- WORK TO COMPLETE: Pull out each line of the records holding the string "BITFINEX".
** Start DATA EXCERPTS **
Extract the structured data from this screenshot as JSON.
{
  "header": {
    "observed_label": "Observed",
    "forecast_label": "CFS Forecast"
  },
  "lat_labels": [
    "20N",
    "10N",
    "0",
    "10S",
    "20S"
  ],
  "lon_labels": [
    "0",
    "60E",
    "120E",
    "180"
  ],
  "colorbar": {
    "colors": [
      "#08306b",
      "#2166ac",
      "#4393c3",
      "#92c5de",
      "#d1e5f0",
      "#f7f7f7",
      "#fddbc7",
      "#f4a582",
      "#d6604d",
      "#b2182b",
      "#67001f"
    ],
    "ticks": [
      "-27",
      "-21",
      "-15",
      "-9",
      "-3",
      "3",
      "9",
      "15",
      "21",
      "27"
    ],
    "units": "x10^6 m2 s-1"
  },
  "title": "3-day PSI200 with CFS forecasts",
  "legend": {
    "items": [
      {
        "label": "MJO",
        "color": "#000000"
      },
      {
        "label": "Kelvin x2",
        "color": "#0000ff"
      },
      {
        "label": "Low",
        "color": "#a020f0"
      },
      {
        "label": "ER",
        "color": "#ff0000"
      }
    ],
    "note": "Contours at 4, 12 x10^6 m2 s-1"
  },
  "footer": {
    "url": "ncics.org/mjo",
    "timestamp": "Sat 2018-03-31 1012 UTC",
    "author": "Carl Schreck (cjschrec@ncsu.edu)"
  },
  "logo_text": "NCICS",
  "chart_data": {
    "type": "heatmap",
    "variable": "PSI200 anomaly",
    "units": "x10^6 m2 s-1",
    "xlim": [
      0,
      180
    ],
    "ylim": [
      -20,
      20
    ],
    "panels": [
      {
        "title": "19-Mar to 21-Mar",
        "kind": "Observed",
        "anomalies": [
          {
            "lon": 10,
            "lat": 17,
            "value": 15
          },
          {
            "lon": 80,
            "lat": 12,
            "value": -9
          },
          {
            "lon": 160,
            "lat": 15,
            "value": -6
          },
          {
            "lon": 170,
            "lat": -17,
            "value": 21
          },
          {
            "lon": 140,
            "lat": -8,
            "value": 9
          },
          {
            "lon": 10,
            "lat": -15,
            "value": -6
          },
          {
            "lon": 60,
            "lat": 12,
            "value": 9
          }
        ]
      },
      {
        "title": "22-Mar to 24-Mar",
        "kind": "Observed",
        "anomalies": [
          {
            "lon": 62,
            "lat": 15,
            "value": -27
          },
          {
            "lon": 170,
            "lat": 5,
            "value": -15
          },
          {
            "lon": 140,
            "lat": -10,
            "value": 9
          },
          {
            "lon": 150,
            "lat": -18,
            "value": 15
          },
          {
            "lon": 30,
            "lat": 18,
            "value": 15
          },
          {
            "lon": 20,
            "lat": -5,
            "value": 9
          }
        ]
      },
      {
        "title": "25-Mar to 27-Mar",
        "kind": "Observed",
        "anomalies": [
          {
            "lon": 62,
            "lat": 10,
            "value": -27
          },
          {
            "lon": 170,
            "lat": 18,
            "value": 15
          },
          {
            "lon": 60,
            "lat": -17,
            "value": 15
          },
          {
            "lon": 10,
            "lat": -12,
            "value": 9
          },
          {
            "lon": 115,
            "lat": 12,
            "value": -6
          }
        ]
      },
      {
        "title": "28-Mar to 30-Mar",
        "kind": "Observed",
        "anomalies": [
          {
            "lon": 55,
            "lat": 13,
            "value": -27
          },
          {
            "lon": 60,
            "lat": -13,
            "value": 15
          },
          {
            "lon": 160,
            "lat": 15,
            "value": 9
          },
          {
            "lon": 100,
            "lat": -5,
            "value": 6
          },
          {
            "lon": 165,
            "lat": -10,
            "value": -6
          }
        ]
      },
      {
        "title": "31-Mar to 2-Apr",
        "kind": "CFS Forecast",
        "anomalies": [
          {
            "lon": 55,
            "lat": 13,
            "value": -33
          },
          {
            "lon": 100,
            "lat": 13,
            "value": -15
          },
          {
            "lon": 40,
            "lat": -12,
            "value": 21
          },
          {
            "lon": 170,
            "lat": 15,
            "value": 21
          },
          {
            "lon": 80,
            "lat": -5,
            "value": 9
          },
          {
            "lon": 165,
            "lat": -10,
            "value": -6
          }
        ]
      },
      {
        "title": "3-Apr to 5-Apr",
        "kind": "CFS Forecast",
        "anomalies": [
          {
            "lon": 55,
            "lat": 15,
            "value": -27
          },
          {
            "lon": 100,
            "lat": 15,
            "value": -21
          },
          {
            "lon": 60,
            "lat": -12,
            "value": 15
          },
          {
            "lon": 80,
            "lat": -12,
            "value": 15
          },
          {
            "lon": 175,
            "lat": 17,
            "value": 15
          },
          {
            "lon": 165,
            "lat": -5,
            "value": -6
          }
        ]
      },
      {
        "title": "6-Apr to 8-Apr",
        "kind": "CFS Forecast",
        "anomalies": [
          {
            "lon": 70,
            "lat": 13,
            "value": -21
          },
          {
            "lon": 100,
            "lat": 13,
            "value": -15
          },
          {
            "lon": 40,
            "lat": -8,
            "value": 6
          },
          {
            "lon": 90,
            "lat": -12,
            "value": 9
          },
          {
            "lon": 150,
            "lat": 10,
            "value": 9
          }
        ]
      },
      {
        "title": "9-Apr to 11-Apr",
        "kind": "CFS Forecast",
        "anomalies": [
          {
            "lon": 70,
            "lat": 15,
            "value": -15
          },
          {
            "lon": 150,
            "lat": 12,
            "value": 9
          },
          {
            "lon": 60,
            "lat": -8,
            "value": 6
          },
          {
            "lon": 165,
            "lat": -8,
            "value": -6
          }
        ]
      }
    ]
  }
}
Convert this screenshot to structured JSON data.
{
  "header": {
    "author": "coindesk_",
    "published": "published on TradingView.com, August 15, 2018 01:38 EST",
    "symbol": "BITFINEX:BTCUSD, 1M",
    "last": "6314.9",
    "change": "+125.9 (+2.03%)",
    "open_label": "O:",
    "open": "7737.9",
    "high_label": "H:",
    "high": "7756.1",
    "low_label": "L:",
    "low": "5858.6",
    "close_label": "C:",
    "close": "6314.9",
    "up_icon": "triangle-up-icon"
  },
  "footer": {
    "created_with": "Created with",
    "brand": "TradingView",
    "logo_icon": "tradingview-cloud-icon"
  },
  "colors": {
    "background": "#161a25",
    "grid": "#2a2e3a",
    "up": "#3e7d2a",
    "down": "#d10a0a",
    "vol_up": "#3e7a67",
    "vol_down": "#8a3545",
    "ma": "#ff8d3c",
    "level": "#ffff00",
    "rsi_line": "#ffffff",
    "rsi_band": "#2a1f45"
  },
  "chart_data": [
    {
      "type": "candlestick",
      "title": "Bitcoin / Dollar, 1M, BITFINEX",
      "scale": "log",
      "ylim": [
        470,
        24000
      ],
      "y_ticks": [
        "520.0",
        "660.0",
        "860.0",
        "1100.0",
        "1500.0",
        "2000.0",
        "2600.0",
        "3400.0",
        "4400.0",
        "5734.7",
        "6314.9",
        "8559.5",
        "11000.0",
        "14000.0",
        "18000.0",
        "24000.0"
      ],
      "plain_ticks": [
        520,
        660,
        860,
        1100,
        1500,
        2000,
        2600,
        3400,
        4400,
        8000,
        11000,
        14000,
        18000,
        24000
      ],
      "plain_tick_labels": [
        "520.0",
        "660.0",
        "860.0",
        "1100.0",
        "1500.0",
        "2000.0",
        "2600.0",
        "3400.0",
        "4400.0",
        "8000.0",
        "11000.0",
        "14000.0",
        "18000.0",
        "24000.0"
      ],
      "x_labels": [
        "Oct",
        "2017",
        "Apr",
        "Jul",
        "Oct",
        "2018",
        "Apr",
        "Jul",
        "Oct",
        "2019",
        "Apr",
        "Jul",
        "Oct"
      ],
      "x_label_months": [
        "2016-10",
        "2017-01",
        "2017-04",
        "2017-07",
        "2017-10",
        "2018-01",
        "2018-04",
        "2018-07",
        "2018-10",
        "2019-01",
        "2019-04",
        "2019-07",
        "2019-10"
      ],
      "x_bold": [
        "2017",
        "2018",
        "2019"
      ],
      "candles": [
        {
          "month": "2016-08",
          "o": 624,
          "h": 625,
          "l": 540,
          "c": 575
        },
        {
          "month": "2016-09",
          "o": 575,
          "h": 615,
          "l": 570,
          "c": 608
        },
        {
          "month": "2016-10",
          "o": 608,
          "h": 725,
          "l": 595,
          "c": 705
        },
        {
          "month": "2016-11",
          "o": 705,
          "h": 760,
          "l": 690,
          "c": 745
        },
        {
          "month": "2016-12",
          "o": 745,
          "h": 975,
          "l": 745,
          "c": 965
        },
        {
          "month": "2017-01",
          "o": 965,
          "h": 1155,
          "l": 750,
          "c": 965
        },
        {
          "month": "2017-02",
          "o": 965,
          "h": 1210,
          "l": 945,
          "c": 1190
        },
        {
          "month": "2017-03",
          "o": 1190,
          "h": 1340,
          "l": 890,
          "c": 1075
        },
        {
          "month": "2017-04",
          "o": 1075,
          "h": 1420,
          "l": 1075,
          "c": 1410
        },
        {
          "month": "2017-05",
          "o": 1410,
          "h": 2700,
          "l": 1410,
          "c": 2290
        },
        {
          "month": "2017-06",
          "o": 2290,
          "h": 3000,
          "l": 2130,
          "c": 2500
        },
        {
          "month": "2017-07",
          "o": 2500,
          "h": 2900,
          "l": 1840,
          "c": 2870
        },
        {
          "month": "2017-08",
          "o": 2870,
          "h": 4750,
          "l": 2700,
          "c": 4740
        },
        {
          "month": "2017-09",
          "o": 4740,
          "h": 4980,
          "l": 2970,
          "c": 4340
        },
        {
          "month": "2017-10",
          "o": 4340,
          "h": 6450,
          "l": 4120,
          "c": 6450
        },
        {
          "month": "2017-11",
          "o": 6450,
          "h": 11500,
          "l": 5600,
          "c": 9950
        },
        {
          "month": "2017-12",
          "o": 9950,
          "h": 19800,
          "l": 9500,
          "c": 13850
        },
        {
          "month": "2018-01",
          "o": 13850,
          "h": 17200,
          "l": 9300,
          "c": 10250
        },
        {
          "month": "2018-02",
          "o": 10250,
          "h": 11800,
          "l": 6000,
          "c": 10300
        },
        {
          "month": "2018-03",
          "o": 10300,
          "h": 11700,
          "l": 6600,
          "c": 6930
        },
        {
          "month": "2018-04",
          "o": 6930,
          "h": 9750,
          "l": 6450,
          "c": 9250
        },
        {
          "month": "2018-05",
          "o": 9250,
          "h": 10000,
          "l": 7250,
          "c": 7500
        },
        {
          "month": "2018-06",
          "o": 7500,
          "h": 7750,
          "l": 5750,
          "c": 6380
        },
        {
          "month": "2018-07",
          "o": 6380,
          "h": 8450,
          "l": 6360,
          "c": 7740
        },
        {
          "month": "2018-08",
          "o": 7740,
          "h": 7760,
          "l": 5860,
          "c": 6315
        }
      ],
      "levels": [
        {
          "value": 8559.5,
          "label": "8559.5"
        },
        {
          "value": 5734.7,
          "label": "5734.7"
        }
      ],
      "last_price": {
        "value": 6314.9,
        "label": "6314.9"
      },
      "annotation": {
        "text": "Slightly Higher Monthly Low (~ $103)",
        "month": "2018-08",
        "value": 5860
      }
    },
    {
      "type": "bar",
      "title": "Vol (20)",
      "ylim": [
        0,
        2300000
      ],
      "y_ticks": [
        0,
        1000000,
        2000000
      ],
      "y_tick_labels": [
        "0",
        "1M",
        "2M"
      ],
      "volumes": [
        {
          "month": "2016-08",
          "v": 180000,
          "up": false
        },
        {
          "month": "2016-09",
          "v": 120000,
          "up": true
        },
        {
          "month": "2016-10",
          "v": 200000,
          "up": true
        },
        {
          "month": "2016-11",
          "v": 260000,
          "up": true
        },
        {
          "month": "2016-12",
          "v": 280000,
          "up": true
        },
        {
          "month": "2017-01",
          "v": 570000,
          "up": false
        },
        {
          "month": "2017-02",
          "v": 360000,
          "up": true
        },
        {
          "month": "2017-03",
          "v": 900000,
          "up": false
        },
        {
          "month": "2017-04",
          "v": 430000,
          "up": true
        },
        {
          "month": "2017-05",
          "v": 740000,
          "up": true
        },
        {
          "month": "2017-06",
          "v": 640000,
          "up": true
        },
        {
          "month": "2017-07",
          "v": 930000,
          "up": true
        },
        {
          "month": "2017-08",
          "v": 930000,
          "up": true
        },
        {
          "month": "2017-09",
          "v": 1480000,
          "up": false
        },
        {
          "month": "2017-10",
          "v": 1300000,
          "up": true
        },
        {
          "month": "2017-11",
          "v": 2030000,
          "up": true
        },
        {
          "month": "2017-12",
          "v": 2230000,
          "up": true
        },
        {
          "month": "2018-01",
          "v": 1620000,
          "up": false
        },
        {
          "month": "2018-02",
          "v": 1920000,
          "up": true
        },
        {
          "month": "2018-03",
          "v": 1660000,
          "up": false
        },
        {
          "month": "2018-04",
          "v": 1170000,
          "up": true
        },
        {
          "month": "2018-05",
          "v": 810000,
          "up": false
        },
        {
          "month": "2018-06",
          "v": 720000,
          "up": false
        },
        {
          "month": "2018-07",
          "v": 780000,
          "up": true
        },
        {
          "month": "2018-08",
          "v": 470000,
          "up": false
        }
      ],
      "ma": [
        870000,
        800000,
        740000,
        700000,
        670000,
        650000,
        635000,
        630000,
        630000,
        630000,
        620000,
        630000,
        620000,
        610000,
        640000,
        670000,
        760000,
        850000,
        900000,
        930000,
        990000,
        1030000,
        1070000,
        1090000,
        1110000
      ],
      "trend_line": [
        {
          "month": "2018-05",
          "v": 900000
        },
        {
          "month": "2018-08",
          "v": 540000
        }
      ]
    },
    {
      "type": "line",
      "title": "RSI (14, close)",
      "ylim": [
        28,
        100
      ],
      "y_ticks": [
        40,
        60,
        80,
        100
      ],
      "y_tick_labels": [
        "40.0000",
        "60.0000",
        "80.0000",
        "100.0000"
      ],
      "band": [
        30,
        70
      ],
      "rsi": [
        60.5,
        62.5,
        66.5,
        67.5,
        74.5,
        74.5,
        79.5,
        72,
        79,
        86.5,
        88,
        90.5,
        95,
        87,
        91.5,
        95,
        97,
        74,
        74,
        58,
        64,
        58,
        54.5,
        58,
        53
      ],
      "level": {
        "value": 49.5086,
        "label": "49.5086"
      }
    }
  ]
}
** End DATA EXCERPTS **
- REPLY:
    "symbol": "BITFINEX:BTCUSD, 1M",
      "title": "Bitcoin / Dollar, 1M, BITFINEX",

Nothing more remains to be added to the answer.